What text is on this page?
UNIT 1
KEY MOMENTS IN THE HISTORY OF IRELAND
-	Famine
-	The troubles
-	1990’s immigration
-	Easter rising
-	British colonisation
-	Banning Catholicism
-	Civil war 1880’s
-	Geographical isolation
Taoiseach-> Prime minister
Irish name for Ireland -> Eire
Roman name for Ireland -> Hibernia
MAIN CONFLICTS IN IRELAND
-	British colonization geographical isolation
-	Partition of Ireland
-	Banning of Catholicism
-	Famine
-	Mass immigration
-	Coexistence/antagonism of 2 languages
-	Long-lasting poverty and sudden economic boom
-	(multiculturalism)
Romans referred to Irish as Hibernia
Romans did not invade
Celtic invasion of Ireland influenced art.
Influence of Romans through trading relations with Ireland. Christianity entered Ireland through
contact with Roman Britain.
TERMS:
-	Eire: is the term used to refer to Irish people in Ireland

□ □ □

▶ _Given task_: Reproduce all of the entries word for word.

▶ _Result for this task_:
What text is on this page?
UNIT 1
KEY MOMENTS IN THE HISTORY OF IRELAND
-	Famine
-	The troubles
-	1990’s immigration
-	Easter rising
-	British colonisation
-	Banning Catholicism
-	Civil war 1880’s
-	Geographical isolation
Taoiseach-> Prime minister
Irish name for Ireland -> Eire
Roman name for Ireland -> Hibernia
MAIN CONFLICTS IN IRELAND
-	British colonization geographical isolation
-	Partition of Ireland
-	Banning of Catholicism
-	Famine
-	Mass immigration
-	Coexistence/antagonism of 2 languages
-	Long-lasting poverty and sudden economic boom
-	(multiculturalism)
Romans referred to Irish as Hibernia
Romans did not invade
Celtic invasion of Ireland influenced art.
Influence of Romans through trading relations with Ireland. Christianity entered Ireland through
contact with Roman Britain.
TERMS:
-	Eire: is the term used to refer to Irish people in Ireland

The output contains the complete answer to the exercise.